» **GIVEN TEXT**
Revenues. Oil and natural gas sales revenue decreased $574,000 (5%) from $11,556,000 for the year ended March 31, 2012 to $10,982,000 for the year ended March 31, 2013, due to an overall 4% lower realized price per BOE and a 1% overall decrease in sales volumes.
Volumes and Prices. On an equivalent barrel basis, sales were 141,000 BOE for the year ended March 31, 2013 compared to 142,000 BOE for the year ended March 31, 2012.
Oil sales volumes increased 7% from 114,960 barrels for the year ended March 31, 2012 to 122,655 barrels for the year ended March 31, 2013, while the average price per barrel decreased 7% from $90.47 for the year ended March 31, 2012 to $83.84 for the year ended March 31, 2013. The rise in oil volumes resulted from production from newly producing wells offset, partially, by declines in existing wells.

» **SUPPLIED DATA**
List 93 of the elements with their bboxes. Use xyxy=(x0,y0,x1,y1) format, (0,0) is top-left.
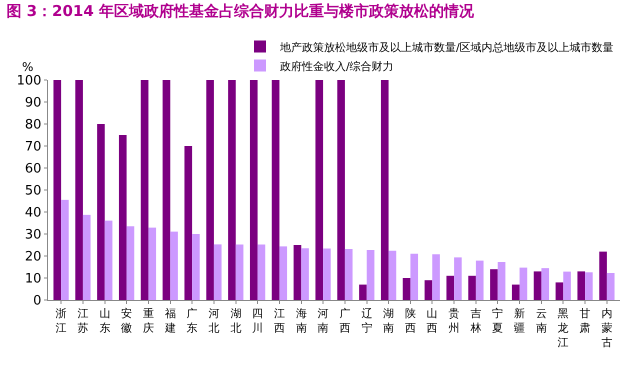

» **REQUIRED TASK**
Copy the part of the oil and gas revenue text that starts with "Volumes and Prices." and ends with "in existing wells.", swapping "existing wells" for "older wells".

» **TASK RESULT**
Volumes and Prices. On an equivalent barrel basis, sales were 141,000 BOE for the year ended March 31, 2013 compared to 142,000 BOE for the year ended March 31, 2012.
Oil sales volumes increased 7% from 114,960 barrels for the year ended March 31, 2012 to 122,655 barrels for the year ended March 31, 2013, while the average price per barrel decreased 7% from $90.47 for the year ended March 31, 2012 to $83.84 for the year ended March 31, 2013. The rise in oil volumes resulted from production from newly producing wells offset, partially, by declines in older wells.